• [BRIEF]
Copy each line that holds "What".

• [RECORD EXCERPTS]
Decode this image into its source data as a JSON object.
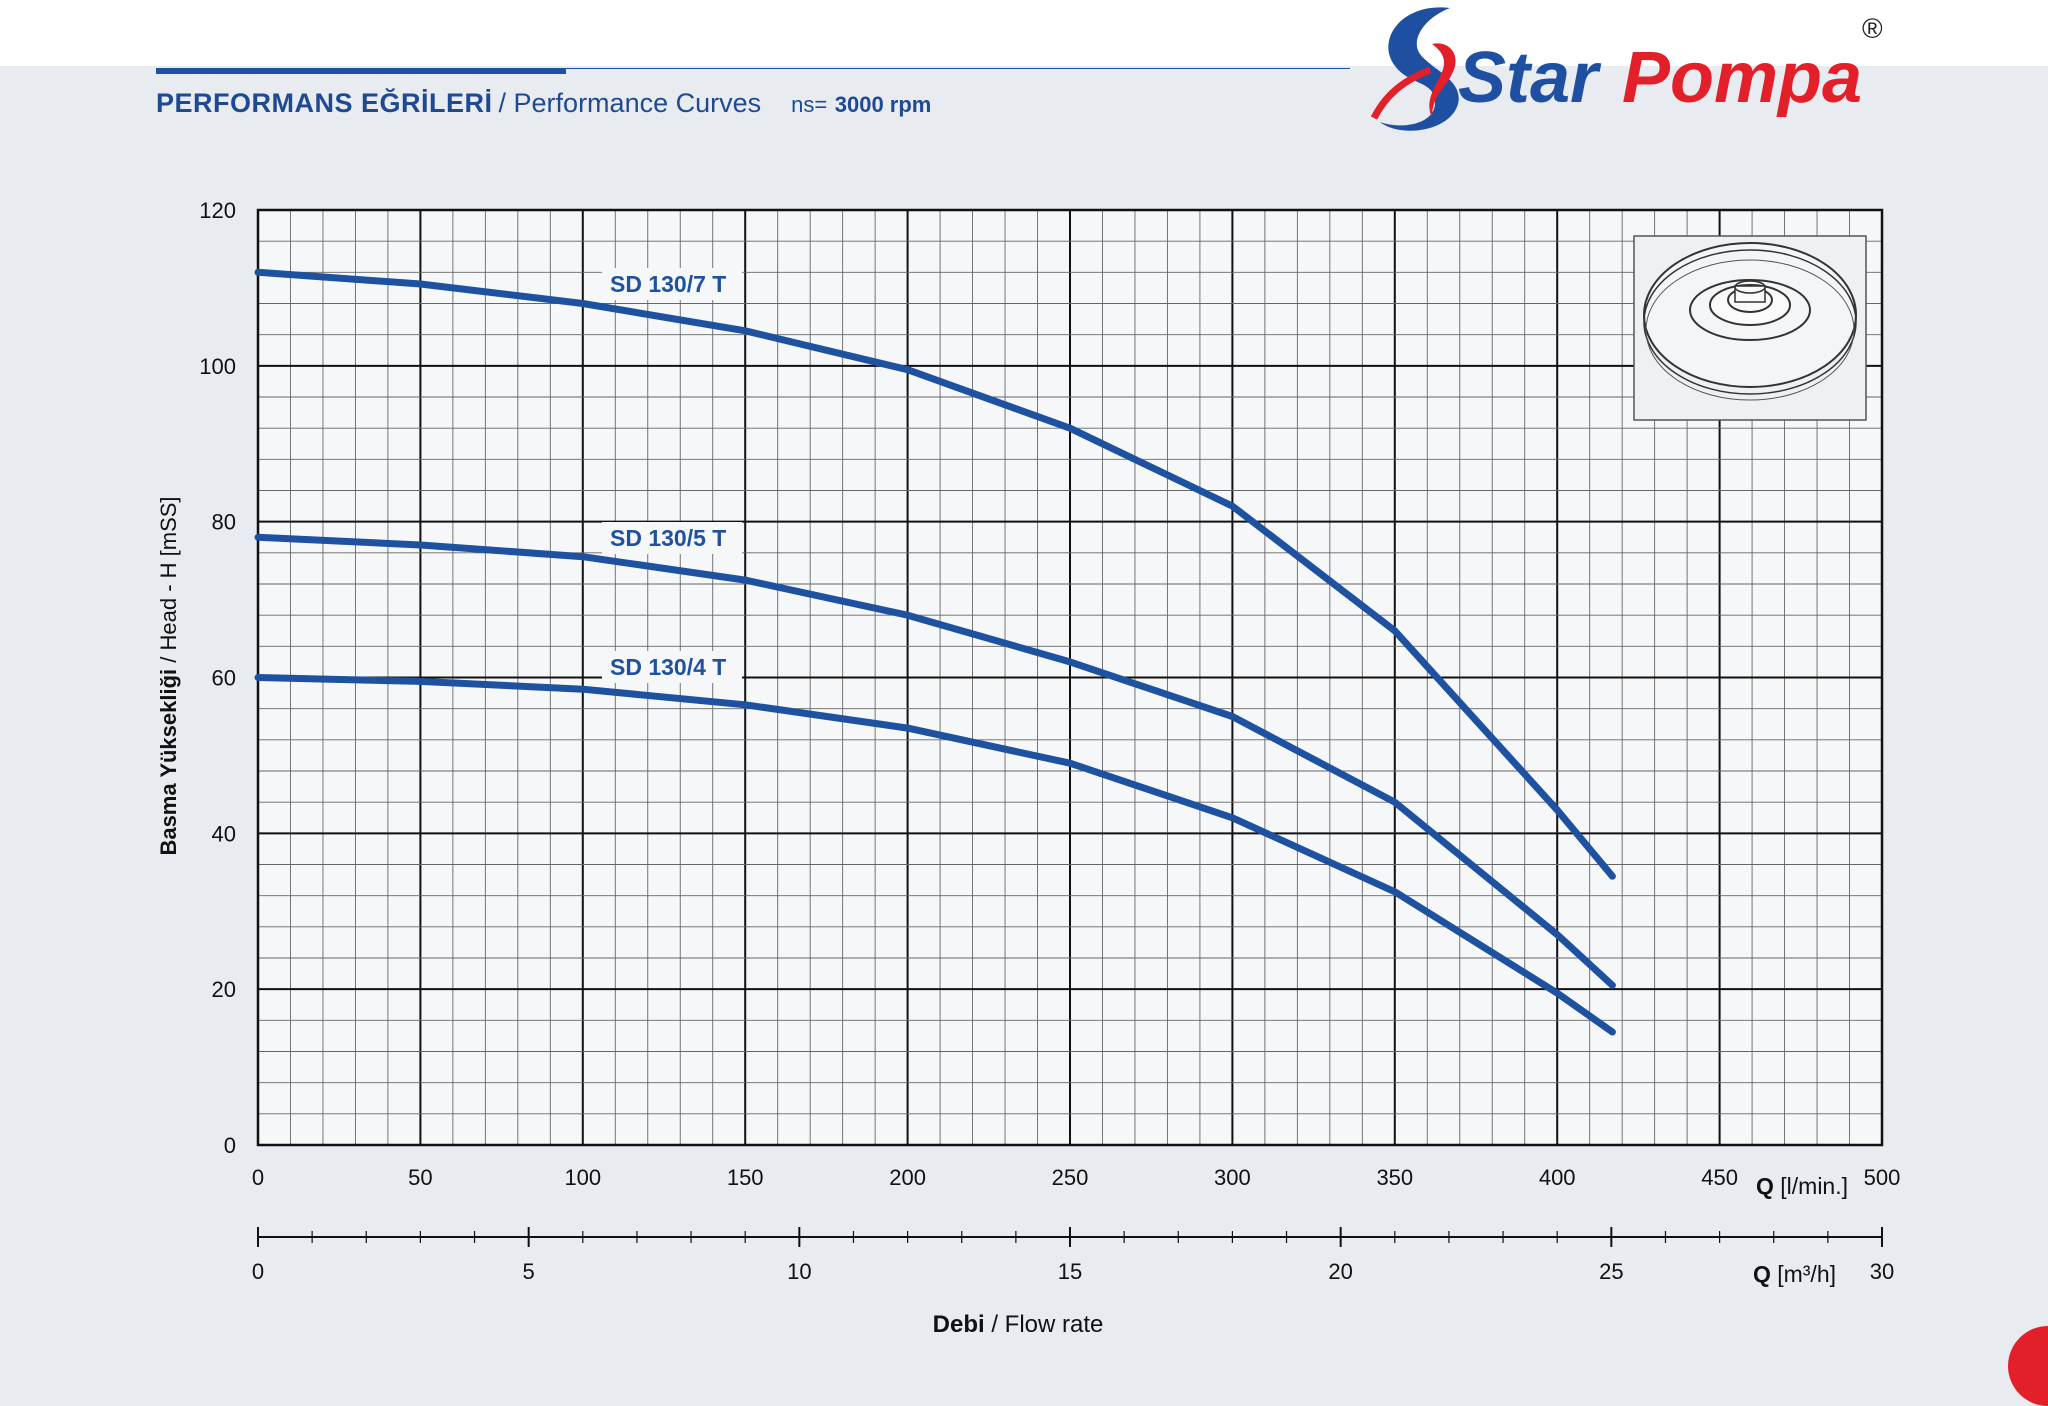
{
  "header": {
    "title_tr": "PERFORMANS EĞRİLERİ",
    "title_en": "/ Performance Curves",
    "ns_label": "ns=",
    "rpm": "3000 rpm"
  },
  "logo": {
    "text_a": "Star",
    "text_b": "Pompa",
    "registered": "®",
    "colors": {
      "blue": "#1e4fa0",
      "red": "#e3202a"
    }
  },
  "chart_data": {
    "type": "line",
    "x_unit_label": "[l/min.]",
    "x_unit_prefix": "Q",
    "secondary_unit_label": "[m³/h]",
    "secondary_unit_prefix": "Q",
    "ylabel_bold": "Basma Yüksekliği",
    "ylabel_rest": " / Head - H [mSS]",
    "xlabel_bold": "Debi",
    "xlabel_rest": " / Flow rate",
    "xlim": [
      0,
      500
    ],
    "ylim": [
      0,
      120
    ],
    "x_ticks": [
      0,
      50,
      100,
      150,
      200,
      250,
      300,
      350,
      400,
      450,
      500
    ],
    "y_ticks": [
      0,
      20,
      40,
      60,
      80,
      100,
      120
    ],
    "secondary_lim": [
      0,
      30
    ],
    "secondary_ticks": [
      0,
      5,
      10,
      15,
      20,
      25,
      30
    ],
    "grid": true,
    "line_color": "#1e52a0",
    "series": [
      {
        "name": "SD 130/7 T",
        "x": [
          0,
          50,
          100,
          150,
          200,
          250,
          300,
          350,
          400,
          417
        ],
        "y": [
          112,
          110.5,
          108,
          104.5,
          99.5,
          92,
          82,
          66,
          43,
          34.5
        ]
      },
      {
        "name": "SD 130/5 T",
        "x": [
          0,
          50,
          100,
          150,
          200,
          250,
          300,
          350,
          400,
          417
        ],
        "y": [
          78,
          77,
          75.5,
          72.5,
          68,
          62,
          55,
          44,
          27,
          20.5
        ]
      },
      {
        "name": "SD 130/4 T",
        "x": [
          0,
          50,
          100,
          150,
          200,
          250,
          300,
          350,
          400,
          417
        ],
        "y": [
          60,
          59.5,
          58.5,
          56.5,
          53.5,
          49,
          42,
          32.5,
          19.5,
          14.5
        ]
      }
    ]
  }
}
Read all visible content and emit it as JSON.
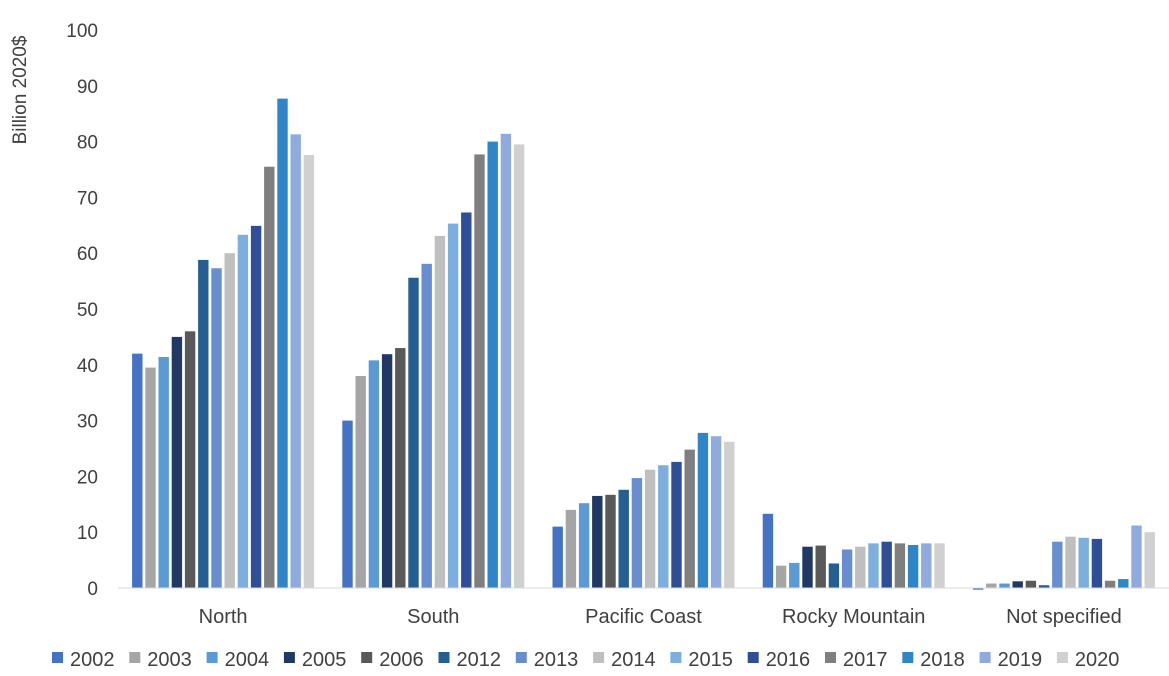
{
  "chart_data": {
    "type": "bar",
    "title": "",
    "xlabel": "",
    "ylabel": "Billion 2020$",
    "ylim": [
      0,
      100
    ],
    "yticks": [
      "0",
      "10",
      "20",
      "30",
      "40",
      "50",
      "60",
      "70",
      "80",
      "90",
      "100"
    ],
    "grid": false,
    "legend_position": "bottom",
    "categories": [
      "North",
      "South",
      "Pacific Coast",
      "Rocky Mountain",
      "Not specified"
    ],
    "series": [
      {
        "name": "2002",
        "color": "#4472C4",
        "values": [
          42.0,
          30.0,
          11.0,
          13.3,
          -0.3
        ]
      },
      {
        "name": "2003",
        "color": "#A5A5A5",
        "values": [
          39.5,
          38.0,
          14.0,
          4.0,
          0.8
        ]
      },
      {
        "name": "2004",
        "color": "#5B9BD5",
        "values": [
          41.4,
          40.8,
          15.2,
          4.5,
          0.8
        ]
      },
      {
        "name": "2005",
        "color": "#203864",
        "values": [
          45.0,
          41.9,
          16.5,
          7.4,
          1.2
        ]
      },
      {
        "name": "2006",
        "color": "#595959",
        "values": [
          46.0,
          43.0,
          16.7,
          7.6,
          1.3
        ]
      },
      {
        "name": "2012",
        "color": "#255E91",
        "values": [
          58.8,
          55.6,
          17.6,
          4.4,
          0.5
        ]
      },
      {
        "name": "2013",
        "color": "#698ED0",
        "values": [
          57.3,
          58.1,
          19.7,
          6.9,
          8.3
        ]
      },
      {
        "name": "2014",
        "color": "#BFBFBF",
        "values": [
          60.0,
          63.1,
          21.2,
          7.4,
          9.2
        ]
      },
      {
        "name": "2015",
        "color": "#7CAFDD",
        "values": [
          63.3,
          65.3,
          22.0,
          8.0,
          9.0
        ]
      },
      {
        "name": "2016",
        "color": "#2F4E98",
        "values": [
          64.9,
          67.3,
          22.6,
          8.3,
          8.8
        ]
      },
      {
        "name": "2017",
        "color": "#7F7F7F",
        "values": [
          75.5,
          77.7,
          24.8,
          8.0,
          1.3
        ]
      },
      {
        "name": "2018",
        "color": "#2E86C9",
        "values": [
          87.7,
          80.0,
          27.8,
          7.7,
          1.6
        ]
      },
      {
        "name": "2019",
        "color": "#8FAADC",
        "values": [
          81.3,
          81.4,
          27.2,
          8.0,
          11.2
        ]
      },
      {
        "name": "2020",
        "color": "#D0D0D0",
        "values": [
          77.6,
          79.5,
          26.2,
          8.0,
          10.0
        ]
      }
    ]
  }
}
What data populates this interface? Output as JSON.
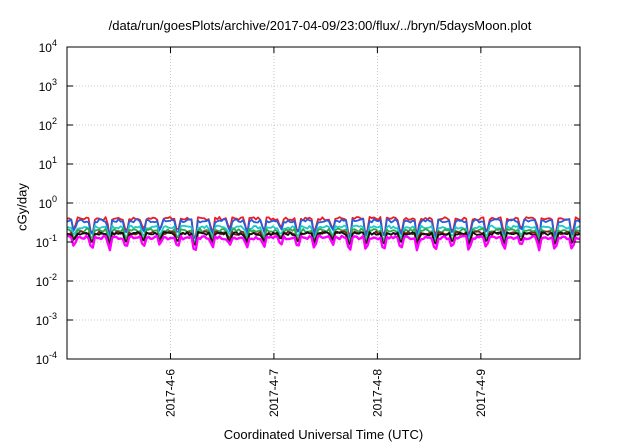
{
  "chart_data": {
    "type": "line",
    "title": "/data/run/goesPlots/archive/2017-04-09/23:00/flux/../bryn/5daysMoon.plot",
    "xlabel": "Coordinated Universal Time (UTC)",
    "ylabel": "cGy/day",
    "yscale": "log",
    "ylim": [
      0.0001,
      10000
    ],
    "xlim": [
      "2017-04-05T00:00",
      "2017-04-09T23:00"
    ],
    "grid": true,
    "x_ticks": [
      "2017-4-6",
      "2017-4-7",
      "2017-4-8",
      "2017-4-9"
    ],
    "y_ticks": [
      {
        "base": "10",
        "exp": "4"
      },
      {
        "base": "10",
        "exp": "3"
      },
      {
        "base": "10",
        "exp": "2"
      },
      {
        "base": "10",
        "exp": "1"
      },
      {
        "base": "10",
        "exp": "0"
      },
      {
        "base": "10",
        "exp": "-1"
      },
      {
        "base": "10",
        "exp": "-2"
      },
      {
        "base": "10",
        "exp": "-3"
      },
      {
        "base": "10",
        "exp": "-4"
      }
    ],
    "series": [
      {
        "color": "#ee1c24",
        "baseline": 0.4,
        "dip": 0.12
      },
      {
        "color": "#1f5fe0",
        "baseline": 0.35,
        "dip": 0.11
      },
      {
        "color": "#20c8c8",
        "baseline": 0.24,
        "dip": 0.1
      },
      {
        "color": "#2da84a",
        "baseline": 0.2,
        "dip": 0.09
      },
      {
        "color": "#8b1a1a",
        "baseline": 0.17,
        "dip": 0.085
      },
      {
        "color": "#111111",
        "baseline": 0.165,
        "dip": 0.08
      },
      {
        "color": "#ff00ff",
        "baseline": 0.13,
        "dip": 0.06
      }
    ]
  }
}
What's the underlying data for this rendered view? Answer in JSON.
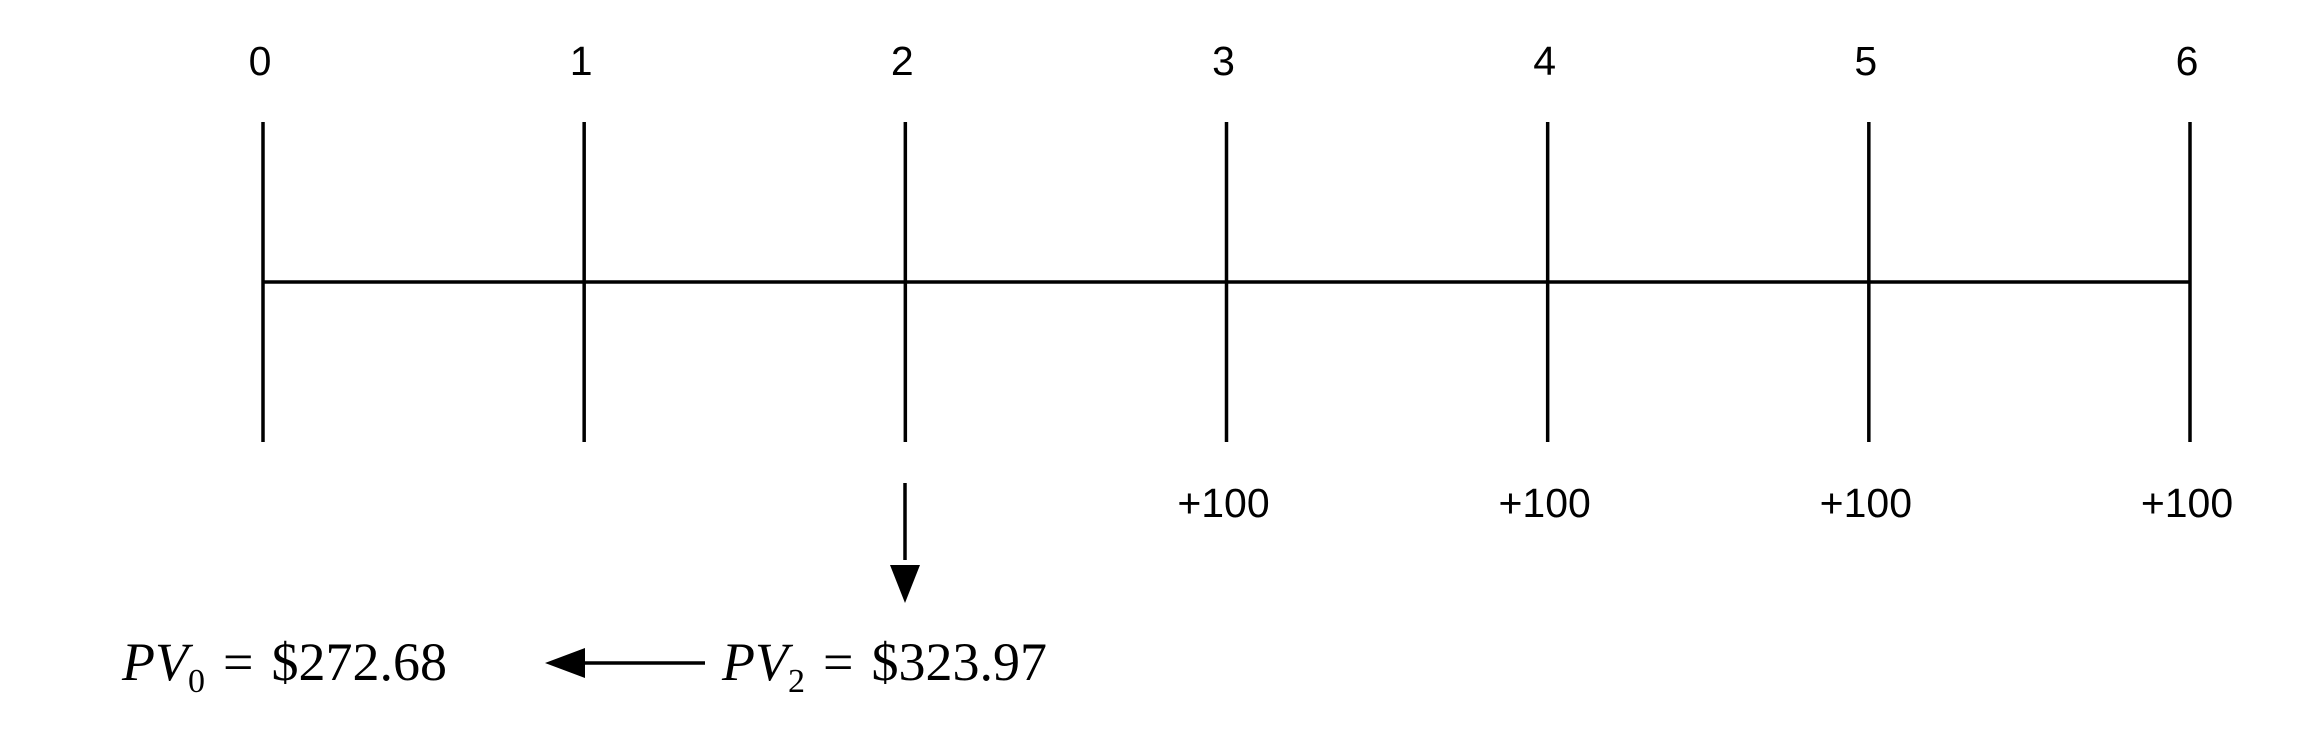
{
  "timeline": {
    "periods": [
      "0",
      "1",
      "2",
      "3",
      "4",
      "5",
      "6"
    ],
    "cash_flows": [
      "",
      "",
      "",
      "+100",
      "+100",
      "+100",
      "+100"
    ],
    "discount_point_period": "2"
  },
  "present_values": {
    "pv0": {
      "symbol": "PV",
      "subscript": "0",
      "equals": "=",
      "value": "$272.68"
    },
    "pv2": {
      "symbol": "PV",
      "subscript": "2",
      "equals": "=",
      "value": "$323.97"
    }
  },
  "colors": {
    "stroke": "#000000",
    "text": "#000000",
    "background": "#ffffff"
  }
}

• [RESULT OF THIS EXERCISE]
What data populates this interface? Output as JSON.
What's the underlying data for this rendered view? Answer in JSON.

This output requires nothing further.